[What is asked]
Pull out every line containing the string "text".
┌─ Items
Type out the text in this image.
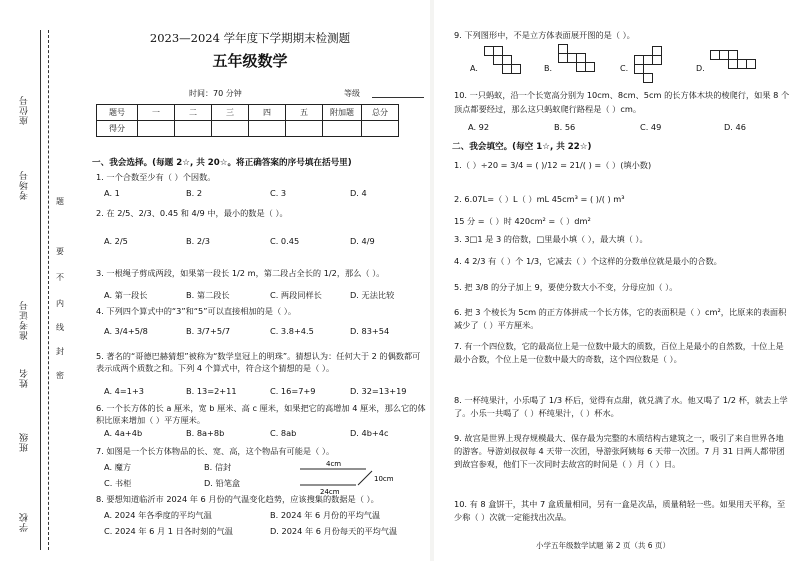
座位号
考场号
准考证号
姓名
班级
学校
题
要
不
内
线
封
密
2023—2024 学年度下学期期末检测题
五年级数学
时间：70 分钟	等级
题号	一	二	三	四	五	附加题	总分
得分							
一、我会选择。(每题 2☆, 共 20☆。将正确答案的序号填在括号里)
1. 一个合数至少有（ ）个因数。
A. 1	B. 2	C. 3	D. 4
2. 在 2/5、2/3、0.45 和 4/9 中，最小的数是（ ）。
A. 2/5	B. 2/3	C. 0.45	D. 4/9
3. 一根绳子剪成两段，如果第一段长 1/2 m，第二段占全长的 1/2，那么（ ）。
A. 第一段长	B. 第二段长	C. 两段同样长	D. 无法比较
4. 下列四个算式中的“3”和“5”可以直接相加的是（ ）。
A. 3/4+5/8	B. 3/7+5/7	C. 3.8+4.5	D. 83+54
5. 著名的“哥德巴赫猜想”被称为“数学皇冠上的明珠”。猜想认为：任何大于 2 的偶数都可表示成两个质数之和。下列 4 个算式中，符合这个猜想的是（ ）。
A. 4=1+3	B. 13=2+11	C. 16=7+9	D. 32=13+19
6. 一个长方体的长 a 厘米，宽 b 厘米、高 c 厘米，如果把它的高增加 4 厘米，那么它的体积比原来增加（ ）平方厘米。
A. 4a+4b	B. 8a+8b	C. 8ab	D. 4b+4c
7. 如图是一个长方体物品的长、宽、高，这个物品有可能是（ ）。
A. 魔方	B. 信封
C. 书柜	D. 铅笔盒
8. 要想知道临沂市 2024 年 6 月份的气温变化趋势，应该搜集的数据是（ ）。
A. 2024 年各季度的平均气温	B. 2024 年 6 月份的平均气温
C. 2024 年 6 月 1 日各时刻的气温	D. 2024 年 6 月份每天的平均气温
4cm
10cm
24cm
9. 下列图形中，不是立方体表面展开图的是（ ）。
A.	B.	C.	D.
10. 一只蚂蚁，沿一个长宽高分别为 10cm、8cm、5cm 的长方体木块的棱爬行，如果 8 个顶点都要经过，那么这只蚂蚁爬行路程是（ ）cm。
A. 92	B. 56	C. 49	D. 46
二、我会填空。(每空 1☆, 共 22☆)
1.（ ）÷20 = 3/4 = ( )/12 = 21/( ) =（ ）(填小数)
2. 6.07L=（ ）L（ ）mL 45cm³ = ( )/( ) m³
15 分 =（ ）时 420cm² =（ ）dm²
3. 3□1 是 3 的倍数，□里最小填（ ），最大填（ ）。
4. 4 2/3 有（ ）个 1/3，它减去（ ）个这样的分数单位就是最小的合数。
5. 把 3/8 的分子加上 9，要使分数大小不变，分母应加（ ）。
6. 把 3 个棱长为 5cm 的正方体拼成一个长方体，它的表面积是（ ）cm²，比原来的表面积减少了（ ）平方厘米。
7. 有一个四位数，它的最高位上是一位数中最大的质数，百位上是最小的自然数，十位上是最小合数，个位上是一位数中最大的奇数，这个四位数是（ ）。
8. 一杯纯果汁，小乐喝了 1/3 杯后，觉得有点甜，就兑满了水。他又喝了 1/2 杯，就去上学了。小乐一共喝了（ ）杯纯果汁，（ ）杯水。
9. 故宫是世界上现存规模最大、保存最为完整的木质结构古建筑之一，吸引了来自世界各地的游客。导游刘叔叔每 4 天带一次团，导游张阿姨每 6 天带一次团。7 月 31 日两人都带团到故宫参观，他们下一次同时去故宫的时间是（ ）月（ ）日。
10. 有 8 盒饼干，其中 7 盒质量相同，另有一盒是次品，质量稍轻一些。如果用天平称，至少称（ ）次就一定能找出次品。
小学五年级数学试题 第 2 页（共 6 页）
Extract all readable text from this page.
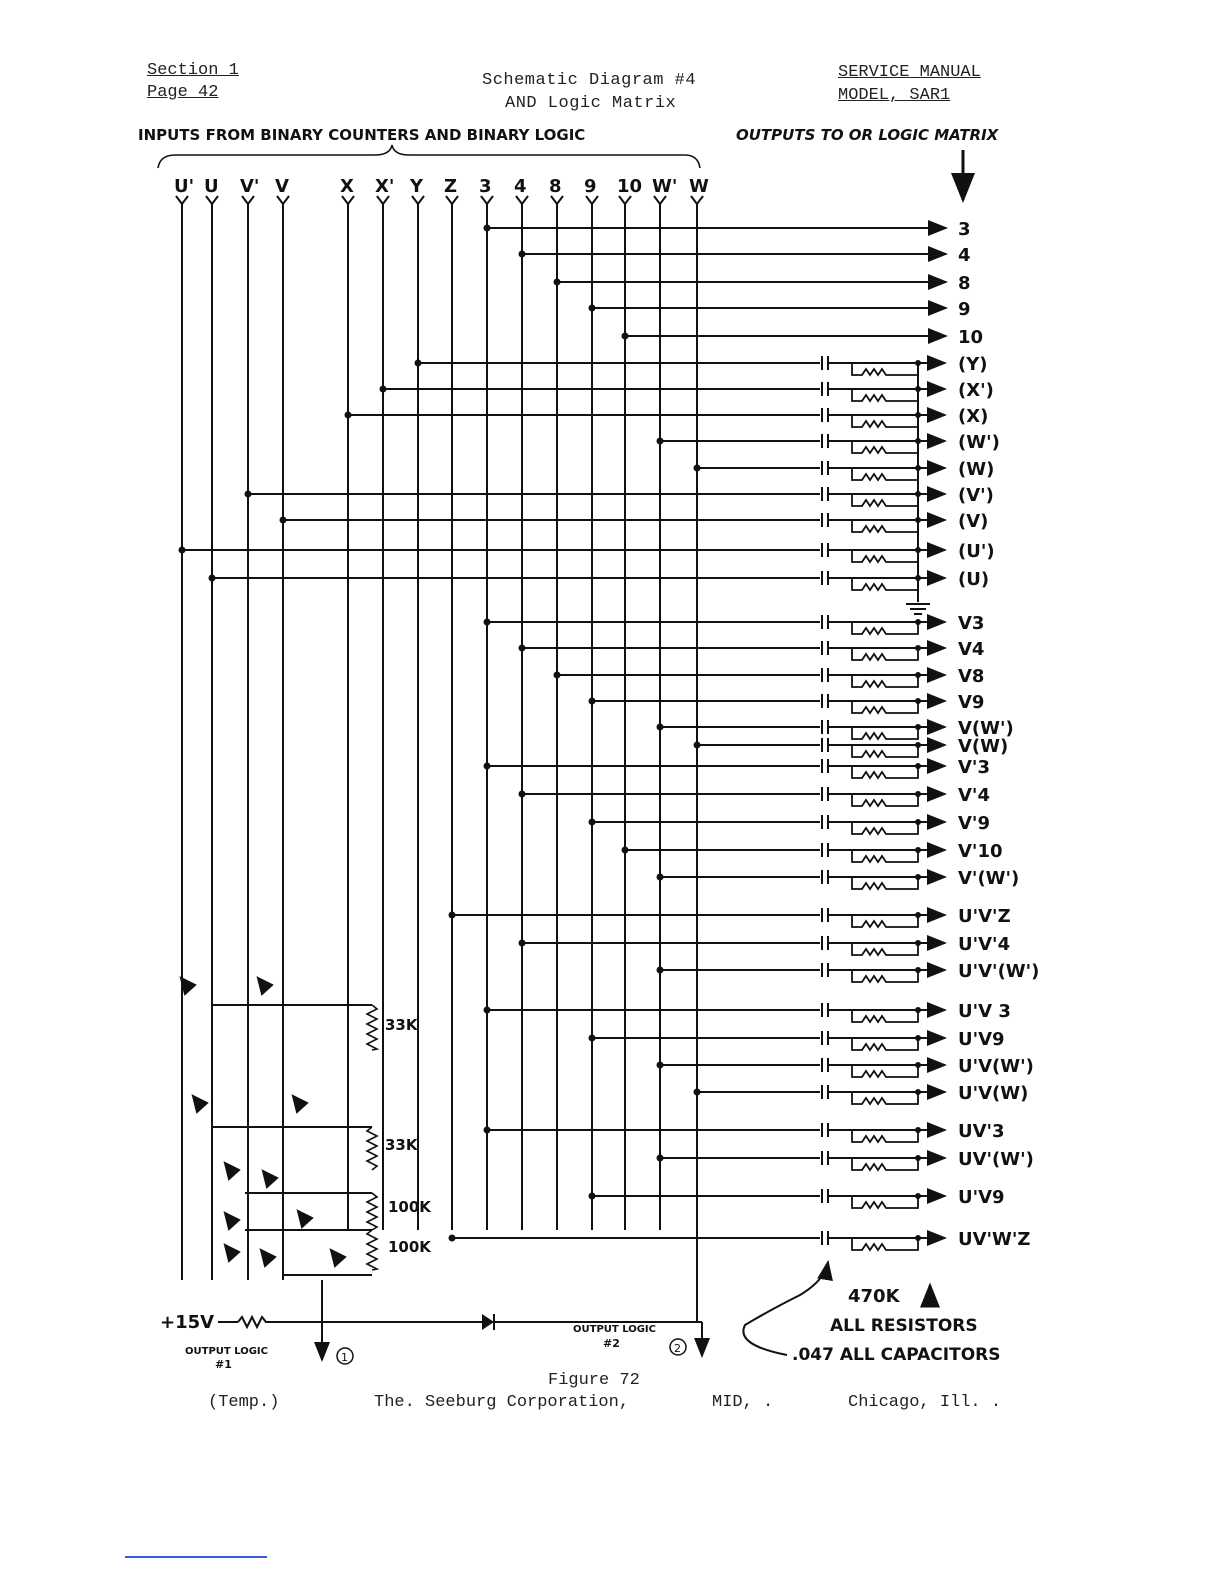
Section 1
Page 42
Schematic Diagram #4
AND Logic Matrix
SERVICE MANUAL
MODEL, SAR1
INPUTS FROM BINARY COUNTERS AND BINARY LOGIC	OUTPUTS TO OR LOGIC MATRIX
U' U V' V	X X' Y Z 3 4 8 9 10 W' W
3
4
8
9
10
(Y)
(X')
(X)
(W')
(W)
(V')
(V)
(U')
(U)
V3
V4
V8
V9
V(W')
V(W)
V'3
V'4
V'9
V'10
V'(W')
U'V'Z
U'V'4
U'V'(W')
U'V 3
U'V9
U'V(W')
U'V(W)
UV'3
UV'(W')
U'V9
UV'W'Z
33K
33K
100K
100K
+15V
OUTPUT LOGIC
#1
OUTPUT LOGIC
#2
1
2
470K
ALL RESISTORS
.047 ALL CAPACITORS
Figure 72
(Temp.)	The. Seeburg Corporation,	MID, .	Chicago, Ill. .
└─
┌─ Items
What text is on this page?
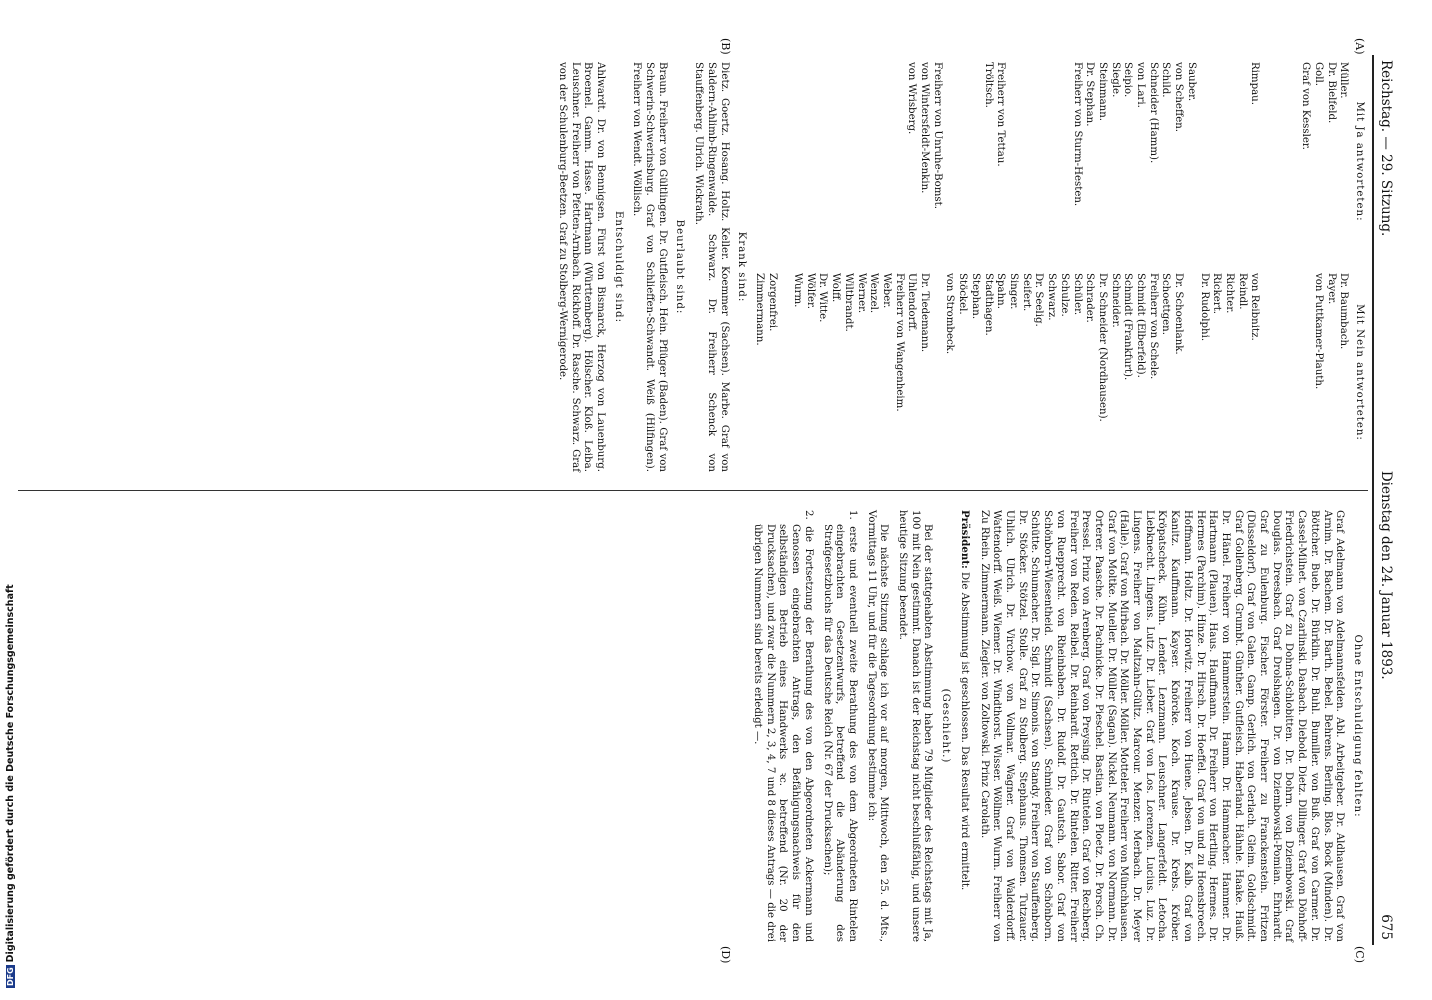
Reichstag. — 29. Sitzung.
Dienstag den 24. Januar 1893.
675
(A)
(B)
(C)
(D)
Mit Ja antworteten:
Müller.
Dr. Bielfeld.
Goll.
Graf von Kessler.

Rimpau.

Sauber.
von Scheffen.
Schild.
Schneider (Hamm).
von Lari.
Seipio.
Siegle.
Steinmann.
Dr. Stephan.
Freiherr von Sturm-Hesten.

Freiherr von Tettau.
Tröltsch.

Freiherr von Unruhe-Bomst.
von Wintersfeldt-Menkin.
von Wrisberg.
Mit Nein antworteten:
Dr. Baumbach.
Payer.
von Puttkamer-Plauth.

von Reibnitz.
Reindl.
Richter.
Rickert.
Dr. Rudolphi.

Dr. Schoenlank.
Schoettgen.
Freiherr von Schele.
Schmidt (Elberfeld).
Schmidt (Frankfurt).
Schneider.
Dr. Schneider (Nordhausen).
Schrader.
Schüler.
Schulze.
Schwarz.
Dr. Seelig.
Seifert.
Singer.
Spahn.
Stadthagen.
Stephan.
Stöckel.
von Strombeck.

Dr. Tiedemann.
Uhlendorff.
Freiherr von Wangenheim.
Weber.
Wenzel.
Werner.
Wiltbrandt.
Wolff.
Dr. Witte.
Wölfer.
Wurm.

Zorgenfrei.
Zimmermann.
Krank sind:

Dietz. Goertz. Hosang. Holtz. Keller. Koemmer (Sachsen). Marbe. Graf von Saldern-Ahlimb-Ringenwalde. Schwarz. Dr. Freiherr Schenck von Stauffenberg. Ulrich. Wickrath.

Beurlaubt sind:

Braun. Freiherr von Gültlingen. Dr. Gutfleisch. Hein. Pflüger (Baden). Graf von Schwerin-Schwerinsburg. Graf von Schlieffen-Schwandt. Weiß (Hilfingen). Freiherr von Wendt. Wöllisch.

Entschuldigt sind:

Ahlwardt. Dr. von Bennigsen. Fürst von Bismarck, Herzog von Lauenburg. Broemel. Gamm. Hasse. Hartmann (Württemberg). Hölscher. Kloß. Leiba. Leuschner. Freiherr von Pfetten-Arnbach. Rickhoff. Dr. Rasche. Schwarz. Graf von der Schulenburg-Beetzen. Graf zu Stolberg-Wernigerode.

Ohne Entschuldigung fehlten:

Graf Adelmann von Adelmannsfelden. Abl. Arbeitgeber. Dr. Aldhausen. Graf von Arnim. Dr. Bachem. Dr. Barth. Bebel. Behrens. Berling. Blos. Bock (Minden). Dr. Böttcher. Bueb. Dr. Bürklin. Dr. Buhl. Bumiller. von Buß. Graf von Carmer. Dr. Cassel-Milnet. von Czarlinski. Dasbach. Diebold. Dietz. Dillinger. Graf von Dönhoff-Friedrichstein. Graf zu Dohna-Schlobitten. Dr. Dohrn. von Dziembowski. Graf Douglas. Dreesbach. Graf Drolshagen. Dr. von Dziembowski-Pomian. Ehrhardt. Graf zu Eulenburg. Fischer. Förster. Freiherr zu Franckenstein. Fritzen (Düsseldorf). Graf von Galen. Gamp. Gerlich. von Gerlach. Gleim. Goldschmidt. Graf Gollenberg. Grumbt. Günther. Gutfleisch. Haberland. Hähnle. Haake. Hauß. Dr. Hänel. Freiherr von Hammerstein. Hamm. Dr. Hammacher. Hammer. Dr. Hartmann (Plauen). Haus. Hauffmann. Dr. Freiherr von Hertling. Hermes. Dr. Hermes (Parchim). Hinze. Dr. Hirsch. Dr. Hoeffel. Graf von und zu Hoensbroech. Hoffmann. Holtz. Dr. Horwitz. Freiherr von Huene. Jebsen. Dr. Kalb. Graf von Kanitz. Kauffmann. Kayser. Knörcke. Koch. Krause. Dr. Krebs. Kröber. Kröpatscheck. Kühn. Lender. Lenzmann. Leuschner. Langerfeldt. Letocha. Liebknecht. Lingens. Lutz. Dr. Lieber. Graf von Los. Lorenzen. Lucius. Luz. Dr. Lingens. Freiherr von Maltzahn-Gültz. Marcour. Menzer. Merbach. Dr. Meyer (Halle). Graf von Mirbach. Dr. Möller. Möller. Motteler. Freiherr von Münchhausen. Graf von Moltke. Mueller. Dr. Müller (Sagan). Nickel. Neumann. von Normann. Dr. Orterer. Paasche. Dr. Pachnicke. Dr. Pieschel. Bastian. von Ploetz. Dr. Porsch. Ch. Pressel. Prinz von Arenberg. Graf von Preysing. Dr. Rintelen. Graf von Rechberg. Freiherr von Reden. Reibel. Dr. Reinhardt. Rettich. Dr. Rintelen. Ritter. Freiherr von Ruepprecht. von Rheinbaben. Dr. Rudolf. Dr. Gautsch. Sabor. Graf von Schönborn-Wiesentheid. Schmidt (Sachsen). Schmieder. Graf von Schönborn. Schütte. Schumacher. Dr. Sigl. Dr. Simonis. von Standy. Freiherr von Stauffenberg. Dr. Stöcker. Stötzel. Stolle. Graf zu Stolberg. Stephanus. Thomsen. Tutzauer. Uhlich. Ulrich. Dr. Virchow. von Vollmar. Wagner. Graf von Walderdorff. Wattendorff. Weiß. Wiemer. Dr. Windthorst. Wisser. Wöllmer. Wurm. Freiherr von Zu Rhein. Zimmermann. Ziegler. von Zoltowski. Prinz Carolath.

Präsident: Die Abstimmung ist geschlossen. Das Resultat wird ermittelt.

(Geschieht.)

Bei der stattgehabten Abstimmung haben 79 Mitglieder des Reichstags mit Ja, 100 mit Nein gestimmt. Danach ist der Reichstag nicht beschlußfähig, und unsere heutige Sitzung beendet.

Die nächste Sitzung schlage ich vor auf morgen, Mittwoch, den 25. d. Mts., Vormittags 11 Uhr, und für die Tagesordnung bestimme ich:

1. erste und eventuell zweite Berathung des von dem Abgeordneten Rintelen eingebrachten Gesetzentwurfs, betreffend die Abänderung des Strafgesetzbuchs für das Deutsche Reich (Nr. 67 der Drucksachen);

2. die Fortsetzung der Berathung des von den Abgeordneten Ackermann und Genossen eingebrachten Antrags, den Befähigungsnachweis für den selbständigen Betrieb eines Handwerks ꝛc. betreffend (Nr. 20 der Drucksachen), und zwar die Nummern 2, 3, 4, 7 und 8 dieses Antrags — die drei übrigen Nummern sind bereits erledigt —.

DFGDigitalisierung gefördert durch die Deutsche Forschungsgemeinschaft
└─
[Solution to the problem]
Type out the text in this image.
Extract all readable text from this page.
What text is on this page?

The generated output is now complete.